REQUIREMENT: Below are some records. Copy every line in them that holds "ROAD".
>>
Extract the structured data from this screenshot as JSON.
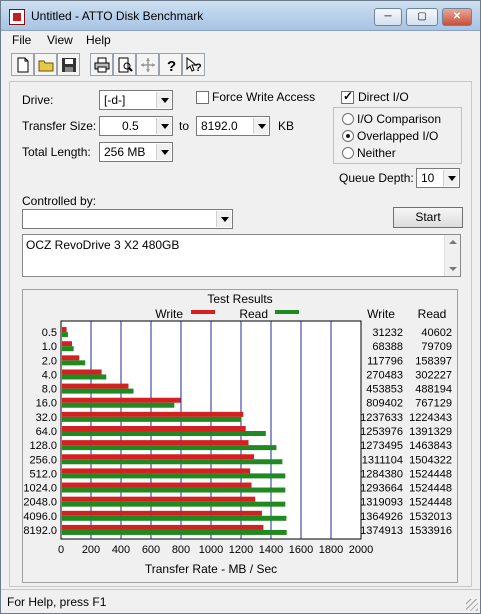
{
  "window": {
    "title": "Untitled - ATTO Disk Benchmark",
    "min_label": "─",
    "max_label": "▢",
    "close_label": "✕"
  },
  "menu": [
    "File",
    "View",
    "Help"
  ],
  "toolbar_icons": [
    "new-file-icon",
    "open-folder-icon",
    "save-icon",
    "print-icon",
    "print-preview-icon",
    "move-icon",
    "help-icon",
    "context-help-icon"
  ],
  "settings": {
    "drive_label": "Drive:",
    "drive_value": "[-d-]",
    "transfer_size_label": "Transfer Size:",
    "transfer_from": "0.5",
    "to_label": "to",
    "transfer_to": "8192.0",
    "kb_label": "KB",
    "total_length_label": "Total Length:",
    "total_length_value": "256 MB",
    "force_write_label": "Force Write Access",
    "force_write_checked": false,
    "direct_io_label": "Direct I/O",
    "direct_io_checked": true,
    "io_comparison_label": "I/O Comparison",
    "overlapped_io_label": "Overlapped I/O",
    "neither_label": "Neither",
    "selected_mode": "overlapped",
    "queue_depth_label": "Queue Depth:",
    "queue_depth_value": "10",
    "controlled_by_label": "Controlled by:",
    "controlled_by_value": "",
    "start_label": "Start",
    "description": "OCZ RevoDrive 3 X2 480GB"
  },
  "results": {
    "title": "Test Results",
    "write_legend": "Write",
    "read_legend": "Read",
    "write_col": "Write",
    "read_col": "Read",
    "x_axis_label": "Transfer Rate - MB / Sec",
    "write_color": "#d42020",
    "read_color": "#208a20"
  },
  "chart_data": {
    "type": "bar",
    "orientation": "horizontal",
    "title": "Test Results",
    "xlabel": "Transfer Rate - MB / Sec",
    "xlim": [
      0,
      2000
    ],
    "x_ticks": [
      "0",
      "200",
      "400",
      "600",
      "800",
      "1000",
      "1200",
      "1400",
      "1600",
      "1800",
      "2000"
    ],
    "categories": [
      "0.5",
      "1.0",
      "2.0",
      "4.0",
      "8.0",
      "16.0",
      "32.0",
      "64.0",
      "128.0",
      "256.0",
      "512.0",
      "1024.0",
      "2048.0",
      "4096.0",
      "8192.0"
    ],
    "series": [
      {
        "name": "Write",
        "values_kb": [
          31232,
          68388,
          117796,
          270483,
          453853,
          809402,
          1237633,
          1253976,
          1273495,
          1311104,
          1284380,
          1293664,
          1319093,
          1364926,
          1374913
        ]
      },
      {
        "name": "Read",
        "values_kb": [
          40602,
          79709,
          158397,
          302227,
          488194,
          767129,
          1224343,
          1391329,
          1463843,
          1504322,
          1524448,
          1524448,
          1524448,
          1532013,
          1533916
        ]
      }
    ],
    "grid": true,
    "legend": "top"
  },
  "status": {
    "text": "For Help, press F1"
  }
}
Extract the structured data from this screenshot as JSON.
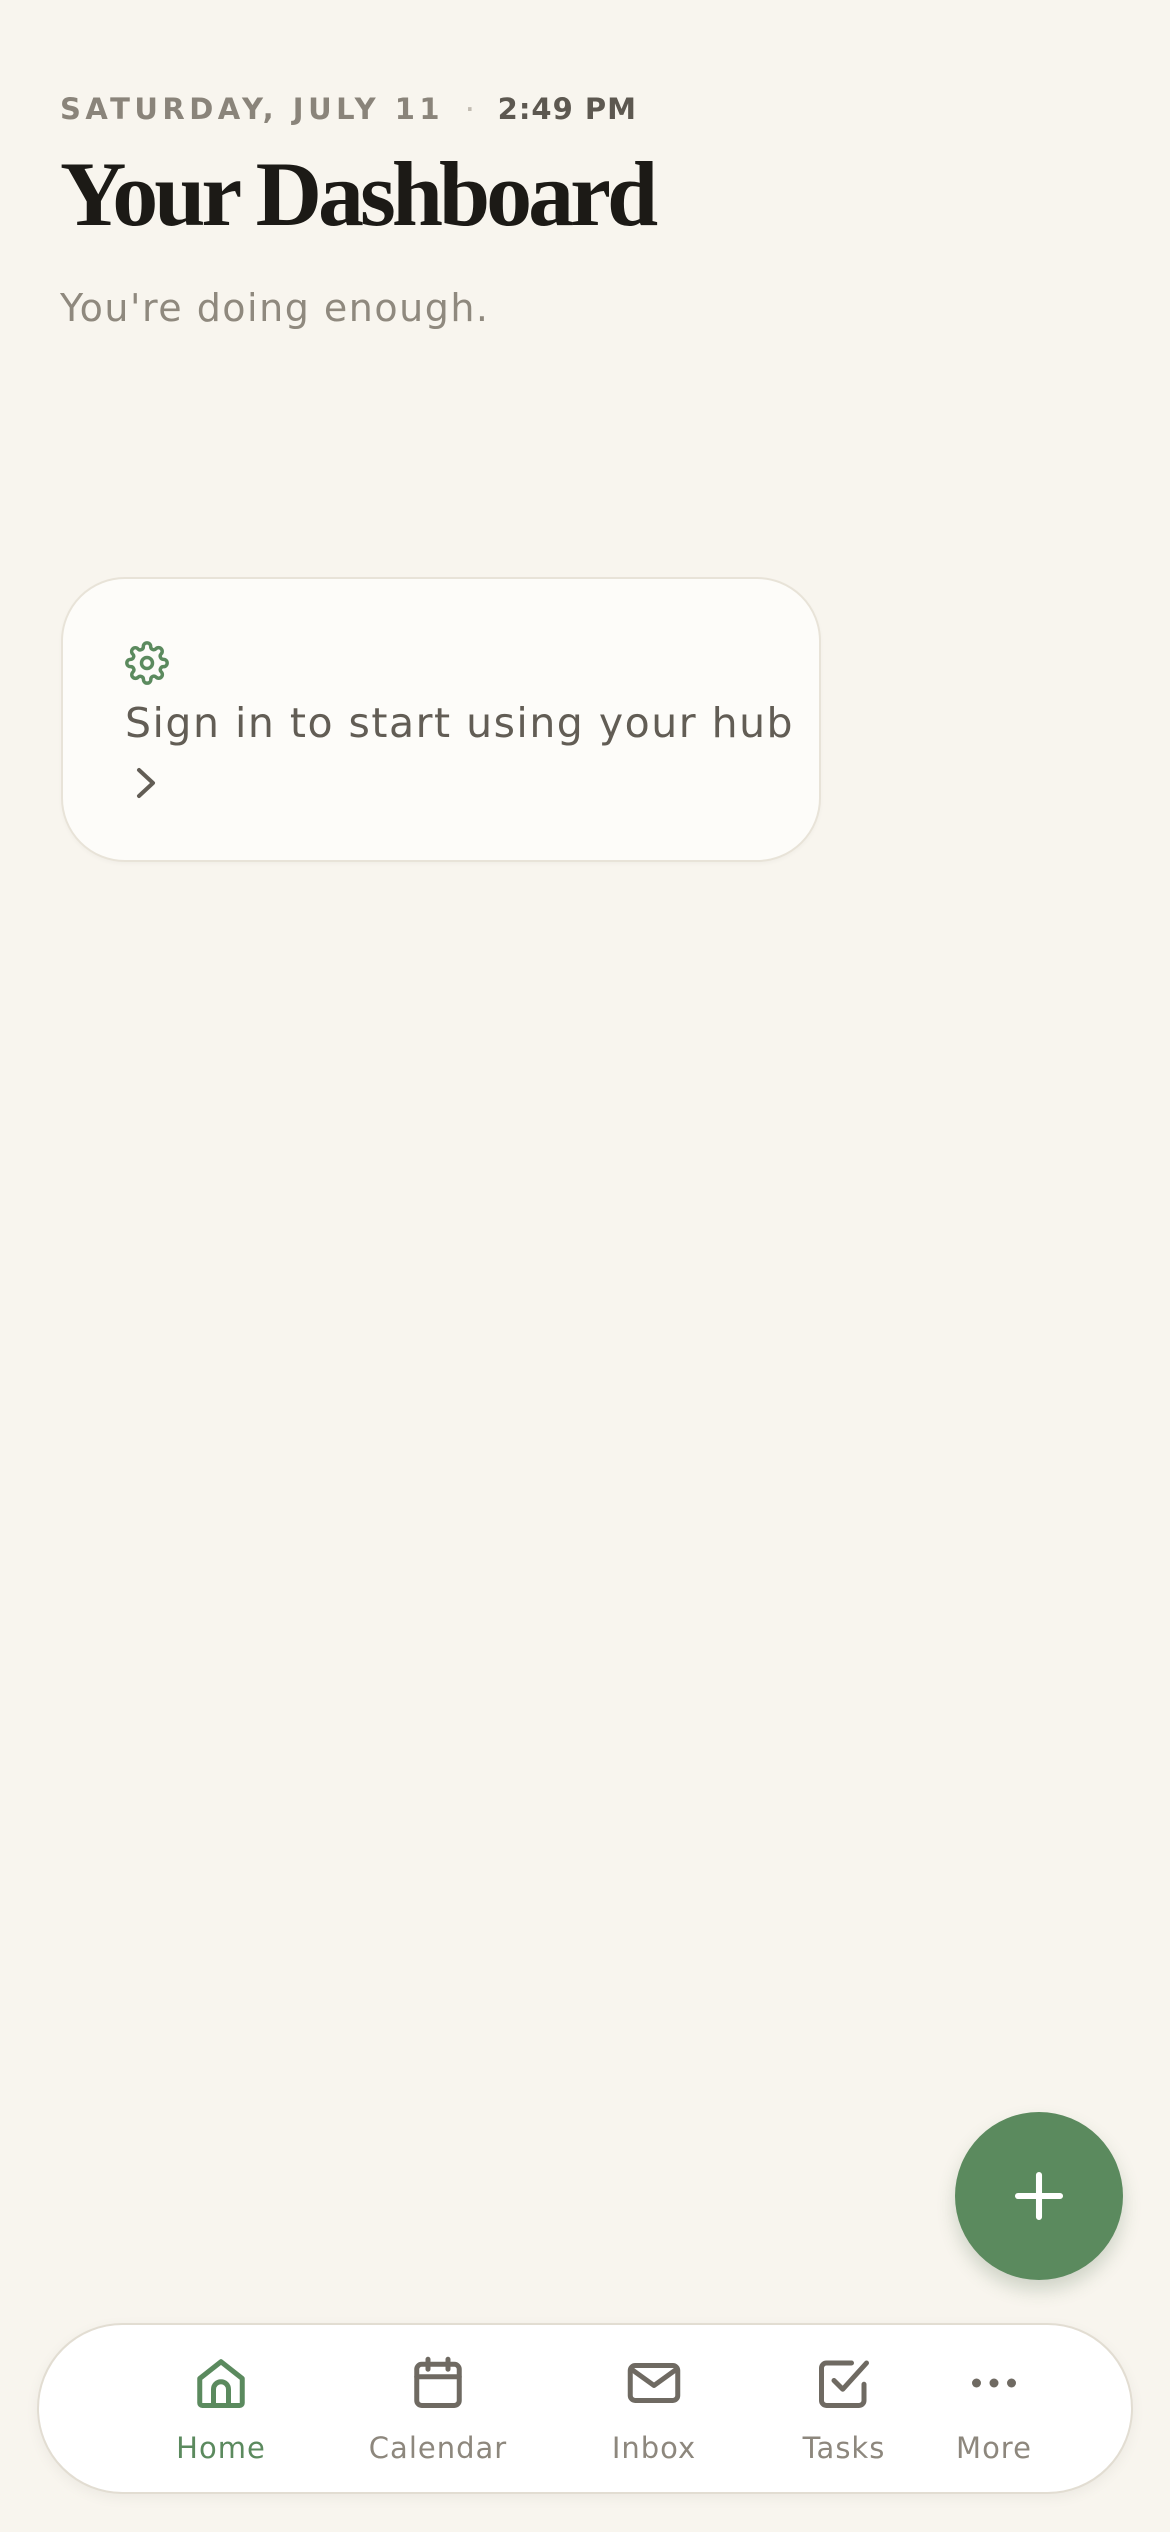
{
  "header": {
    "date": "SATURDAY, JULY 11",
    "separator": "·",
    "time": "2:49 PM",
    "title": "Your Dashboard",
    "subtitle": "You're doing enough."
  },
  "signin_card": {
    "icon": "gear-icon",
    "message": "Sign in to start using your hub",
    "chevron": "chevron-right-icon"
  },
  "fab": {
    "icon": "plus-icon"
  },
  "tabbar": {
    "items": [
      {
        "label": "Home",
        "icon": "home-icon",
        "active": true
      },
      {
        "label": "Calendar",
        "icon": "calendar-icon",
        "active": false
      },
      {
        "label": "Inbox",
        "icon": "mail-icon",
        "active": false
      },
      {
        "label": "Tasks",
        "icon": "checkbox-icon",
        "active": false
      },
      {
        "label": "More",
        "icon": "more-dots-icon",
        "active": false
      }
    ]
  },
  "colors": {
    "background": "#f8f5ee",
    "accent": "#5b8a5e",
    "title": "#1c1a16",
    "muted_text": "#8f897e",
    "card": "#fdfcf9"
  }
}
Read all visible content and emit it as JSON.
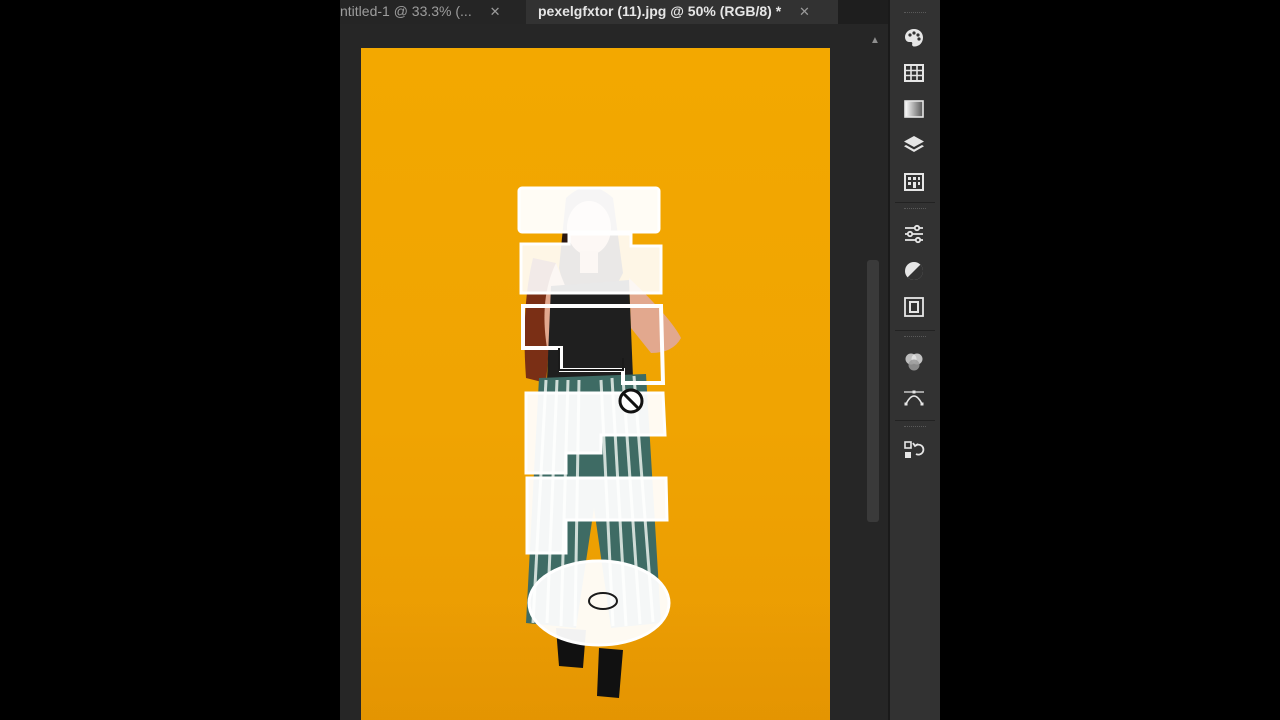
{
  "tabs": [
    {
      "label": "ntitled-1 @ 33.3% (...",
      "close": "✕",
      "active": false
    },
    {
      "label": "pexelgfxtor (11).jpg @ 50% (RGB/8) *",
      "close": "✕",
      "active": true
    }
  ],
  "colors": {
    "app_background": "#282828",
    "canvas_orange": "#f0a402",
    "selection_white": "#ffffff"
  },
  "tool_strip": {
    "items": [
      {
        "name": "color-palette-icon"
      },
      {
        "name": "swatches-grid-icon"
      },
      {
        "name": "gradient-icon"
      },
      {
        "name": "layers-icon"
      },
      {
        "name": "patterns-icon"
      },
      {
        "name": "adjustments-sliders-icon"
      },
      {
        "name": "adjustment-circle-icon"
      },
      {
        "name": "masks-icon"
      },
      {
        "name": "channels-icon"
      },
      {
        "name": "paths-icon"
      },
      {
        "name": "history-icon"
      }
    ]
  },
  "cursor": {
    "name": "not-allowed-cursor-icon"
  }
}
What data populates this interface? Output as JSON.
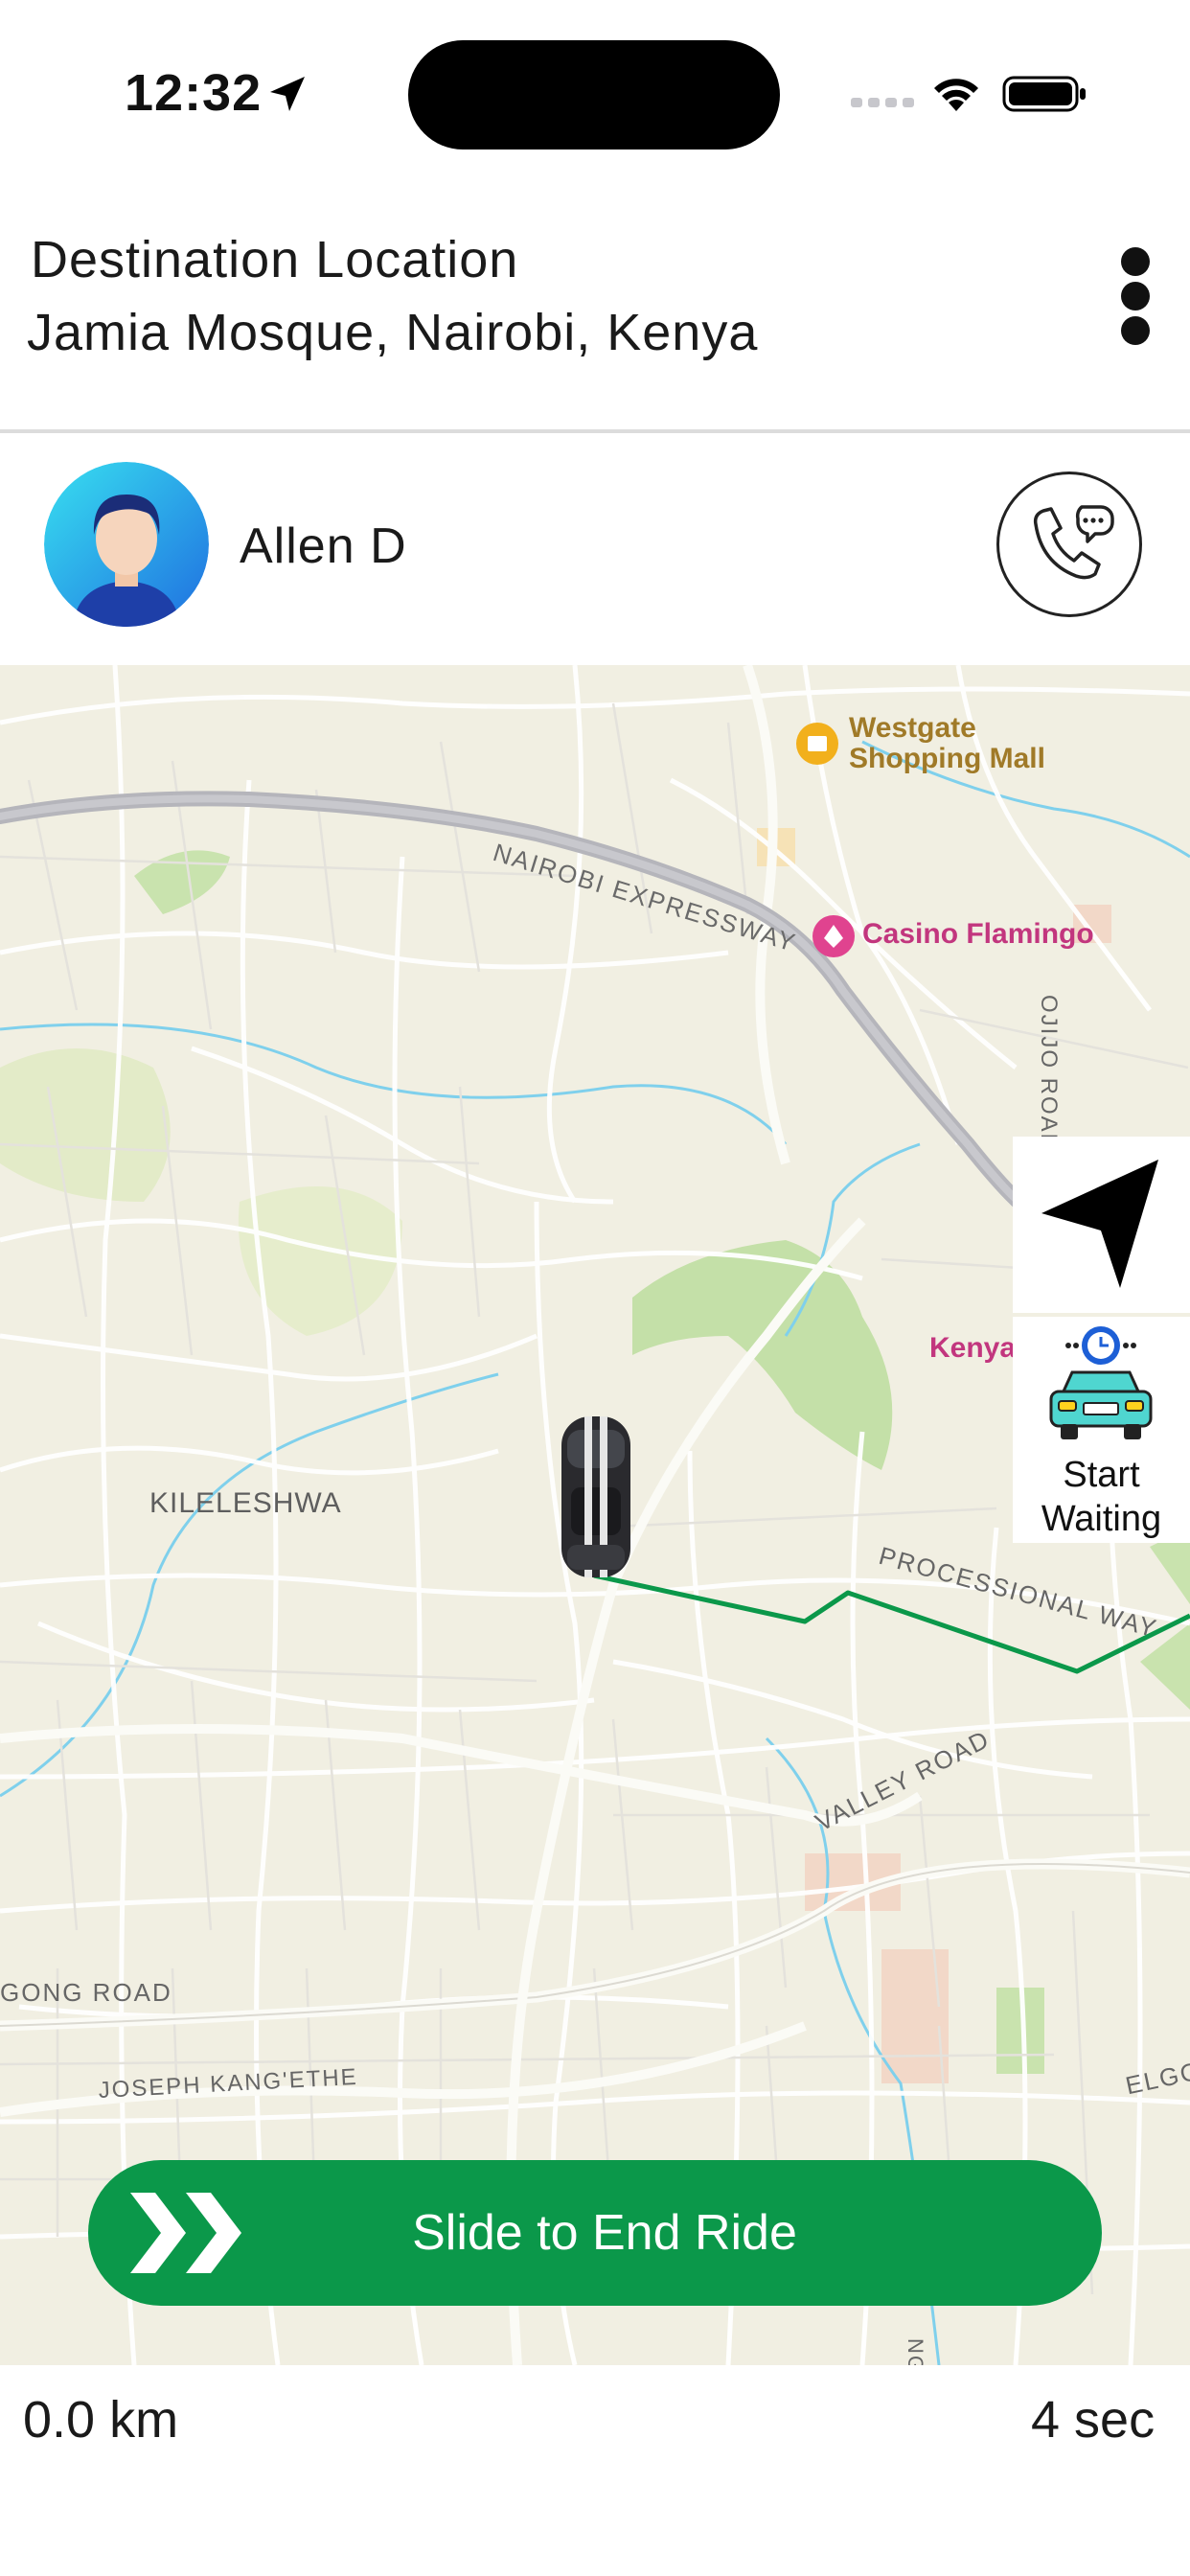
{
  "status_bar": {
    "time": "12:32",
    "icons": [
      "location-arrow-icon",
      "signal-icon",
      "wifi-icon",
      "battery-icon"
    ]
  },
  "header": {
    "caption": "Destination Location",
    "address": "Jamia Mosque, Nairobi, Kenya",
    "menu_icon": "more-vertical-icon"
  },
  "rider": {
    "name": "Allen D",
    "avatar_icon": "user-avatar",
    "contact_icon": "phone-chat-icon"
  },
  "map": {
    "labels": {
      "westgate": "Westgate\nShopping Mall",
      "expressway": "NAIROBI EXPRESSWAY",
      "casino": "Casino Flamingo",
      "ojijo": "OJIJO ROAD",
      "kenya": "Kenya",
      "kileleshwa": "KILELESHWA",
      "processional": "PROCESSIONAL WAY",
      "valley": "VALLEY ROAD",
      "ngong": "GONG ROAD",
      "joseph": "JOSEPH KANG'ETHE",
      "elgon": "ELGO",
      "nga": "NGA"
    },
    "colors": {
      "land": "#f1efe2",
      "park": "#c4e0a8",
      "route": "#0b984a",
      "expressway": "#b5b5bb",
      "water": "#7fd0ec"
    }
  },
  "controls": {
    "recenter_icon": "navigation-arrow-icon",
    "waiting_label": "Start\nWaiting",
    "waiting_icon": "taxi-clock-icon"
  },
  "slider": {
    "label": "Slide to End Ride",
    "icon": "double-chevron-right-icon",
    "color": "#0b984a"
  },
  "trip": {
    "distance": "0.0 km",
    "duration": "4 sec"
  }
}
<<
WORKED ANSWER:
      "ojijo": "OJIJO ROAD",
      "valley": "VALLEY ROAD",
      "ngong": "GONG ROAD",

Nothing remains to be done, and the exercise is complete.